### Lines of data

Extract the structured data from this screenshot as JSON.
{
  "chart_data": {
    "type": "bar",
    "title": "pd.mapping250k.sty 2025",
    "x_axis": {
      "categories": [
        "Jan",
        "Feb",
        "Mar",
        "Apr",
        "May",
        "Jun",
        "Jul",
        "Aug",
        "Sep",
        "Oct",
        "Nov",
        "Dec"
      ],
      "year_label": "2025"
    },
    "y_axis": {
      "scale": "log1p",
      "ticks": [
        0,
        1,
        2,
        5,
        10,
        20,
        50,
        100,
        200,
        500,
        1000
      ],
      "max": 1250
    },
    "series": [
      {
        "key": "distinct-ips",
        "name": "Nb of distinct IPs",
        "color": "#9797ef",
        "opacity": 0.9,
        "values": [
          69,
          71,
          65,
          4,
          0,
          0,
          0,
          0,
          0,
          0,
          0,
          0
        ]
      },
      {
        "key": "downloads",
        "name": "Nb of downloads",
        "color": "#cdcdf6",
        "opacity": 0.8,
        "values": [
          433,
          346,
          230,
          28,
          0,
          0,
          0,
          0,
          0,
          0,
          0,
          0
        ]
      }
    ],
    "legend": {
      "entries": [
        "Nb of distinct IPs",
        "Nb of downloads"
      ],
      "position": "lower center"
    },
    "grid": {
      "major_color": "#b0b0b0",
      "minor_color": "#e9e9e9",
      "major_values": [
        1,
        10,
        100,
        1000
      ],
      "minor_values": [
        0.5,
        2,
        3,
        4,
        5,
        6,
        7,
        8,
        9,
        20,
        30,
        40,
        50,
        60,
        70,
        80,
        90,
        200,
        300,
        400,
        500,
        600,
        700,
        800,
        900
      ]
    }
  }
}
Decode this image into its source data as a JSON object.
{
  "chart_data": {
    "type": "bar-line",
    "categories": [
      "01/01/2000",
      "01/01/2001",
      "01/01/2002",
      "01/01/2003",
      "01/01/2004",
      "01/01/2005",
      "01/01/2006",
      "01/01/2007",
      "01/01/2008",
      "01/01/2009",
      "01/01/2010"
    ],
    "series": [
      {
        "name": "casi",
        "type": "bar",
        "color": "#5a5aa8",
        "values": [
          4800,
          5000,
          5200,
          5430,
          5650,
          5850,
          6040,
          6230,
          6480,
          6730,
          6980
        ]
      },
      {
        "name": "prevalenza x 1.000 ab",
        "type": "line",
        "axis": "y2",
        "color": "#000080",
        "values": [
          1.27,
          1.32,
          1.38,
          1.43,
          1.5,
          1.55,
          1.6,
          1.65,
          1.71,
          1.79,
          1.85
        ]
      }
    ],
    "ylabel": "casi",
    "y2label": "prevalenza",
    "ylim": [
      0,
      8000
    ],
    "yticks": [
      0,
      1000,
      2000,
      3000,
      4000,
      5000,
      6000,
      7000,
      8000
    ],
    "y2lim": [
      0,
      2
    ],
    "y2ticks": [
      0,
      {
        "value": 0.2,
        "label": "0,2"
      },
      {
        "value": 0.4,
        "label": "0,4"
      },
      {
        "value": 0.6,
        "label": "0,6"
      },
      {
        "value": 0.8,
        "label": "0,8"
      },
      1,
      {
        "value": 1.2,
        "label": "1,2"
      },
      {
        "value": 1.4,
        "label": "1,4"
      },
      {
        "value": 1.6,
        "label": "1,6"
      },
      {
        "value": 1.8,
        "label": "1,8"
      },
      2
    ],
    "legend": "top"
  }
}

### Instruction
List the lines that contain the word "downloads".

### Written response
        "key": "downloads",
        "name": "Nb of downloads",
        "Nb of downloads"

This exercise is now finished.